◆ Entries:
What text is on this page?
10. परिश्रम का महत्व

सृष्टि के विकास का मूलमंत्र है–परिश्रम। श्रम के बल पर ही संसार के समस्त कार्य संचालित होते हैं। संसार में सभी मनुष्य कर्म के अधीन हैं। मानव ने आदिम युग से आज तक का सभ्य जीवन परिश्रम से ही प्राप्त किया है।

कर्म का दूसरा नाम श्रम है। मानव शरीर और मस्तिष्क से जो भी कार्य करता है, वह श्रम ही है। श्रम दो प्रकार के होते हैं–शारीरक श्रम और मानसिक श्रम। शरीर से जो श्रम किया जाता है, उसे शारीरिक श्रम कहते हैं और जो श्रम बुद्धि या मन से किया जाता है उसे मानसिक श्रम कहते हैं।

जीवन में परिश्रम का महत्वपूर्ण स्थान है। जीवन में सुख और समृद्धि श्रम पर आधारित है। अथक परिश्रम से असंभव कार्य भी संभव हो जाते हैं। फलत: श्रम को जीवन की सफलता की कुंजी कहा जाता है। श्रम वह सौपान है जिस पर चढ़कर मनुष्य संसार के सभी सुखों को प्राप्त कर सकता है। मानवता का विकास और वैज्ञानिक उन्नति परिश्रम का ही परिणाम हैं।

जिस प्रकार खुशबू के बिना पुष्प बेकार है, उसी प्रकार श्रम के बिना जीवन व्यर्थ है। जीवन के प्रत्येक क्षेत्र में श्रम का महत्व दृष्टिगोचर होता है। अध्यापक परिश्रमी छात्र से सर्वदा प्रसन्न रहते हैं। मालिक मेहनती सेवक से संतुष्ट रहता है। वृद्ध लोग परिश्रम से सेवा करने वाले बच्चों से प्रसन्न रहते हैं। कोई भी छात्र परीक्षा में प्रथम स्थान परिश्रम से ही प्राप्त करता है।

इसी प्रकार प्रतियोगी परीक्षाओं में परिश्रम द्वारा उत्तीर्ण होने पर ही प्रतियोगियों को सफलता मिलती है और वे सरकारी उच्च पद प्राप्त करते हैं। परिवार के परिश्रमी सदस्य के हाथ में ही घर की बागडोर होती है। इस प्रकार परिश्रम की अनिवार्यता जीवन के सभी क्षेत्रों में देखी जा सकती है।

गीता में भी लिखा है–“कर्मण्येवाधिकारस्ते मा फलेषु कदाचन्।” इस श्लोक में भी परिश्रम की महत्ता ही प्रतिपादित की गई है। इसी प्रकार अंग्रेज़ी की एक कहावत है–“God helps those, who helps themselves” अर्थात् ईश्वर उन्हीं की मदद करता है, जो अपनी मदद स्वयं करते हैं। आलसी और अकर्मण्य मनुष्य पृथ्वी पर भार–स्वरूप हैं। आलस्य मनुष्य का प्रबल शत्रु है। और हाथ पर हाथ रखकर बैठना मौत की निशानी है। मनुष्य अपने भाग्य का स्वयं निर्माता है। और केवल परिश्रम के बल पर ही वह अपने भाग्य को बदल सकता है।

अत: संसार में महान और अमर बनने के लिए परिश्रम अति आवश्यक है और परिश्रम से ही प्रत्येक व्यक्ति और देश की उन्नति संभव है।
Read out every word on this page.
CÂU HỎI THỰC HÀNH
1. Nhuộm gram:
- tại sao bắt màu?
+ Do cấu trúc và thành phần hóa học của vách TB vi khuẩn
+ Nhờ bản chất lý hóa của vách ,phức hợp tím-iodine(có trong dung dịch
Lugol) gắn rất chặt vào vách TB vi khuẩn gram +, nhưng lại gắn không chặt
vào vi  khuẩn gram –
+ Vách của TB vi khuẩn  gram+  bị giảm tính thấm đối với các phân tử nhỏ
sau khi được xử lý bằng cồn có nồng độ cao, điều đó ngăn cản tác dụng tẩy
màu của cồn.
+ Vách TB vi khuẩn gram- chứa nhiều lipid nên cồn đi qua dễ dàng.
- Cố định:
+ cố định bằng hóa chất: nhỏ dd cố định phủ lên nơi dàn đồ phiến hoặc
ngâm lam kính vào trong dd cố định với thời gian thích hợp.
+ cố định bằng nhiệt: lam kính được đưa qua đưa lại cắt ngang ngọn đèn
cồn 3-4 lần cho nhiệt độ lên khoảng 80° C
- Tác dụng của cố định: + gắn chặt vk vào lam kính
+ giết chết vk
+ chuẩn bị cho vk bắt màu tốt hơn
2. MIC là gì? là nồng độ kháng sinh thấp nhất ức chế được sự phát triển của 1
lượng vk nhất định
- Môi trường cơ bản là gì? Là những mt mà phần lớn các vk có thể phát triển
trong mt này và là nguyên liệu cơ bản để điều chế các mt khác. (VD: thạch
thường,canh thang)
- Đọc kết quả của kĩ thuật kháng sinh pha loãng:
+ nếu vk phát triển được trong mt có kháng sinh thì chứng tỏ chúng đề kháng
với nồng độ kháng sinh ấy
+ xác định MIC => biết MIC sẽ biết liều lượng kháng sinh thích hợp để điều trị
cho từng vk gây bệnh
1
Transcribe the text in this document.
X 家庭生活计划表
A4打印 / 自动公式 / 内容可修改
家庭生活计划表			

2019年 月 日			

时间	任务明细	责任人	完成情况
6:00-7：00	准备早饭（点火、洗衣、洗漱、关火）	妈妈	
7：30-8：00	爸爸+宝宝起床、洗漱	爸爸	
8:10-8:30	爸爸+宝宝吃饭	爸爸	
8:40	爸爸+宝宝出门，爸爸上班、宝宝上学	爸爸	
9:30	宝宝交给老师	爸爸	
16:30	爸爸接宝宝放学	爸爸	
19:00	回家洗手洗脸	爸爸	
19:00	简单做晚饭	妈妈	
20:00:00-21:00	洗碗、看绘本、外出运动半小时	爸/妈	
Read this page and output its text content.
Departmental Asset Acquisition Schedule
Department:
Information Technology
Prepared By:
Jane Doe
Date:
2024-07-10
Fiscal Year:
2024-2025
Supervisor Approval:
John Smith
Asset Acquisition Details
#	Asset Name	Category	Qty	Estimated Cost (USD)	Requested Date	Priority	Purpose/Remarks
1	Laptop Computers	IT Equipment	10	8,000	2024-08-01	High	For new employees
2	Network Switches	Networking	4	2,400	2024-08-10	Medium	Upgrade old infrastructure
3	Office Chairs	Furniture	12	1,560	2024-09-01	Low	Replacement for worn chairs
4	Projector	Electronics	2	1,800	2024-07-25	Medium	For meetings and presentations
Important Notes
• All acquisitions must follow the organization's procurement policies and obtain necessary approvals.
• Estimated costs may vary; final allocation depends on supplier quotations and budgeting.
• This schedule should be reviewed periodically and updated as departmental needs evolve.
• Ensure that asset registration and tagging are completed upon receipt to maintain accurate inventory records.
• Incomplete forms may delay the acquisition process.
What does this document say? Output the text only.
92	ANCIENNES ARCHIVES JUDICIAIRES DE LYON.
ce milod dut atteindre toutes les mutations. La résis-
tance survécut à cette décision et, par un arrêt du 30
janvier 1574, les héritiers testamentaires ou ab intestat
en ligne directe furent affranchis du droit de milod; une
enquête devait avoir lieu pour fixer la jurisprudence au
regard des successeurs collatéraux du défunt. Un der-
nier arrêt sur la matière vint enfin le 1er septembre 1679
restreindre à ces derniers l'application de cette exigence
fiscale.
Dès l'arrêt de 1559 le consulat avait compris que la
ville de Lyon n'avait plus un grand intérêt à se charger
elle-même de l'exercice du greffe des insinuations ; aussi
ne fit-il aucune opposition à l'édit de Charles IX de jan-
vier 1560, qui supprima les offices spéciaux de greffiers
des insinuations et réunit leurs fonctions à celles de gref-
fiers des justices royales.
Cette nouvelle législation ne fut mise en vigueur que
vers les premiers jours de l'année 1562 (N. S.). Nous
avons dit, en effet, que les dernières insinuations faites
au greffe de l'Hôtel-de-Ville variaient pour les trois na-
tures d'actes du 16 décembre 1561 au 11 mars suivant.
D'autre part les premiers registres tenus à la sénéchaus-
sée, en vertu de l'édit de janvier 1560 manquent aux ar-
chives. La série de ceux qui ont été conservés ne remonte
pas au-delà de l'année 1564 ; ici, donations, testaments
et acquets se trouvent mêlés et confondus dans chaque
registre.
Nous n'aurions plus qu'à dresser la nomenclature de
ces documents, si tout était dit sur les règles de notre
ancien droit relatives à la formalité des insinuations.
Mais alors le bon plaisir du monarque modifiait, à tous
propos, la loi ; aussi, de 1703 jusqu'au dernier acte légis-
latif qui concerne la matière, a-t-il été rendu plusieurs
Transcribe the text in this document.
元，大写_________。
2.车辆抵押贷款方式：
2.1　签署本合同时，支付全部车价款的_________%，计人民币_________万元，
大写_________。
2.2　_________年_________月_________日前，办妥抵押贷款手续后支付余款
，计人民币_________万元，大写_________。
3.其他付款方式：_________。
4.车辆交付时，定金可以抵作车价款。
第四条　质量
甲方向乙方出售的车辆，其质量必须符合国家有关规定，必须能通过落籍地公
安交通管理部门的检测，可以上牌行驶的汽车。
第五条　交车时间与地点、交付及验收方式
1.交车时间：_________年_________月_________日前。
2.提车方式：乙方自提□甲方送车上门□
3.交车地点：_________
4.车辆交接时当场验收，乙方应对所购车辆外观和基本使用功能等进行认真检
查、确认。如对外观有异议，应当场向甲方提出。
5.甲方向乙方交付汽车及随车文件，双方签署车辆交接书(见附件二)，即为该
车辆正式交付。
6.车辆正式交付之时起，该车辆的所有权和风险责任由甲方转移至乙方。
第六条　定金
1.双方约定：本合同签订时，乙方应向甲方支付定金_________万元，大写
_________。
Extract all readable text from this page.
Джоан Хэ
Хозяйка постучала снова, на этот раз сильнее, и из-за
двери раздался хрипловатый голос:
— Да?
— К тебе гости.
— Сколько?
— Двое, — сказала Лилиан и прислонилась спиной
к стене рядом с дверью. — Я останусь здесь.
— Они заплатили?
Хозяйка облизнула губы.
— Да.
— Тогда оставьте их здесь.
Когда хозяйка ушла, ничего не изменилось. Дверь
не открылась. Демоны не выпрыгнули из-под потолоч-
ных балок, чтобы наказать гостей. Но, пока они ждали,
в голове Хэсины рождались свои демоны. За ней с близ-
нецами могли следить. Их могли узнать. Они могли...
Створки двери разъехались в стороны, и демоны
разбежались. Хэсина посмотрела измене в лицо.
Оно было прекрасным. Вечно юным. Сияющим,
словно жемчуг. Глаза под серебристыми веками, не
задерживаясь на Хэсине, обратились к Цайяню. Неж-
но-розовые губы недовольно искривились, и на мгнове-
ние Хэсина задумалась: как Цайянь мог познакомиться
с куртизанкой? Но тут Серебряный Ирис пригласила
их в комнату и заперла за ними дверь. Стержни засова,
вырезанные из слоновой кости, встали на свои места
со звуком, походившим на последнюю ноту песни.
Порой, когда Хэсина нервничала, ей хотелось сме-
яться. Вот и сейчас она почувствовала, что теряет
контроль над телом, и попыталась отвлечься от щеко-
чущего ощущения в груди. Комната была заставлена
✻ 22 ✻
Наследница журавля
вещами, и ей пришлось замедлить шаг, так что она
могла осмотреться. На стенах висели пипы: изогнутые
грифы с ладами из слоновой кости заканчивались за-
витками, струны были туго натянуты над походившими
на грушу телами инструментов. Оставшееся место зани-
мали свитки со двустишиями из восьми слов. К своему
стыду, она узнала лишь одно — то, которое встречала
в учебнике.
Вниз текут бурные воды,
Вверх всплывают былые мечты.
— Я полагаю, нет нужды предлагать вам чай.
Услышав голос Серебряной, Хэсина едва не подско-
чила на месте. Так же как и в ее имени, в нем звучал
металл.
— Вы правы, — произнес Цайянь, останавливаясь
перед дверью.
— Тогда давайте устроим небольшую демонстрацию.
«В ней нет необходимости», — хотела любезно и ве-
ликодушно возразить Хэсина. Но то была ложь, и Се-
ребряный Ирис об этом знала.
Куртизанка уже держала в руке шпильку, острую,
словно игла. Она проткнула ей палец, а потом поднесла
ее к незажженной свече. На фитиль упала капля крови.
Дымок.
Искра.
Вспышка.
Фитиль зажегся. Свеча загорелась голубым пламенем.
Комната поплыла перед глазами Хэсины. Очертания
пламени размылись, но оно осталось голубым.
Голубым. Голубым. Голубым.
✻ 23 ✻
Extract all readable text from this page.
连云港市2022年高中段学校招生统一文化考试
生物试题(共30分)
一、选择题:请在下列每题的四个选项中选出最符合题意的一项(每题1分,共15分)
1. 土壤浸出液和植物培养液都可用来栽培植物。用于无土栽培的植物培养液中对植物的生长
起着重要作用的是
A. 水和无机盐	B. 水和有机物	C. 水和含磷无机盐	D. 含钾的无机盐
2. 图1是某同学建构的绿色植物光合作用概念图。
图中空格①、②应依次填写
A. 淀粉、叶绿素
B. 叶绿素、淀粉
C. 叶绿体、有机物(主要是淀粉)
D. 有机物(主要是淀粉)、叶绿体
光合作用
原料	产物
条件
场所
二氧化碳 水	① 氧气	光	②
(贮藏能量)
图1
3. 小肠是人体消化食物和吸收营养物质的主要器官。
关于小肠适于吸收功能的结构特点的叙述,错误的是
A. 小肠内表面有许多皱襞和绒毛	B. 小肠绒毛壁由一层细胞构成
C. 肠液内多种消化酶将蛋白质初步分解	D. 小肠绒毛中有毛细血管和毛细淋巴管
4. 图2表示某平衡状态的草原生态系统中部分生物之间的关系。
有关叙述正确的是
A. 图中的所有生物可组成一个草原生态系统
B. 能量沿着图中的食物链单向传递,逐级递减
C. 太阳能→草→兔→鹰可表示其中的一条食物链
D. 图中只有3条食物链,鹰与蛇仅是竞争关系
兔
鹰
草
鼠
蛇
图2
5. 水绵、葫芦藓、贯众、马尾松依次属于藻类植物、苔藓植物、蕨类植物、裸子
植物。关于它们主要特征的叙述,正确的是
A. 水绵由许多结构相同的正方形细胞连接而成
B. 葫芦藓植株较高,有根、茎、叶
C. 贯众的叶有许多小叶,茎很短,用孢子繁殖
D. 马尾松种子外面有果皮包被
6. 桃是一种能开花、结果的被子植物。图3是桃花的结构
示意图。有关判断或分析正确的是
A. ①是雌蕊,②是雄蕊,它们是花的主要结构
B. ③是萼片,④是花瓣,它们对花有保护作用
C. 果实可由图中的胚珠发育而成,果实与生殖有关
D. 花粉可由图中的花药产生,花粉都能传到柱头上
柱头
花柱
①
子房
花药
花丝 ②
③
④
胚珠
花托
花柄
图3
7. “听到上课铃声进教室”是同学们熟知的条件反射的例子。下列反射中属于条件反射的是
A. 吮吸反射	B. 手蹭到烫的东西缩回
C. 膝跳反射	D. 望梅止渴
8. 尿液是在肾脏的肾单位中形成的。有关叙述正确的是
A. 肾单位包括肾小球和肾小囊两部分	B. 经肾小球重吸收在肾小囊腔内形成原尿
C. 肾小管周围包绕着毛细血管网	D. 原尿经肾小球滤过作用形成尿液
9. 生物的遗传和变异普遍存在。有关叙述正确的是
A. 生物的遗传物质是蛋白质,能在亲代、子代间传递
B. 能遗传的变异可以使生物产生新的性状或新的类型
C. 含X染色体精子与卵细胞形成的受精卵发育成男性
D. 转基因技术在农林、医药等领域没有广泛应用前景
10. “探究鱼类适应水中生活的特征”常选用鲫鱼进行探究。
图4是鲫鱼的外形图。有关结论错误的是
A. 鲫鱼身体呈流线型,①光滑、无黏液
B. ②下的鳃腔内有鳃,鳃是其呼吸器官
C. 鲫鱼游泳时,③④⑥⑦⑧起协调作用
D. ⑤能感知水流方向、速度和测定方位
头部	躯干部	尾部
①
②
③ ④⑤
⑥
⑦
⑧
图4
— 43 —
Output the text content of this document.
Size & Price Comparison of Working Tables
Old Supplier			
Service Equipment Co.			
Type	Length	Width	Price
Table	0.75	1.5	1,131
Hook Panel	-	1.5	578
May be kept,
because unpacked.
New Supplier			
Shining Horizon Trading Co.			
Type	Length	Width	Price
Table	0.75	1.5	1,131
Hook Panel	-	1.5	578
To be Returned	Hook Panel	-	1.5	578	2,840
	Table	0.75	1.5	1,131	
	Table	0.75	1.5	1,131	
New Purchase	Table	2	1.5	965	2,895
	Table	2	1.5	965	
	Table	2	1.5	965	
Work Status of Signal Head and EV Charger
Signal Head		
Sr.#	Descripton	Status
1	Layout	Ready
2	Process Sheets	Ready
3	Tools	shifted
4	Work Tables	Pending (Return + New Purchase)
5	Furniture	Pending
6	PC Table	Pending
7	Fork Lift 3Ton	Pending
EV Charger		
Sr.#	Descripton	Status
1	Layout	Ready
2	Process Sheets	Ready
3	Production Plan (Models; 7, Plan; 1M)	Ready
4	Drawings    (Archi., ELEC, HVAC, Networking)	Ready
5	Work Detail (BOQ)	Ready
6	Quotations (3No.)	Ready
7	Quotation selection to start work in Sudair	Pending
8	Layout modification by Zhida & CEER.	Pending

◆ What you have to do: Note how many lines of the material contain the string "édit". Then report that number by itself.

◆ Worked answer: 2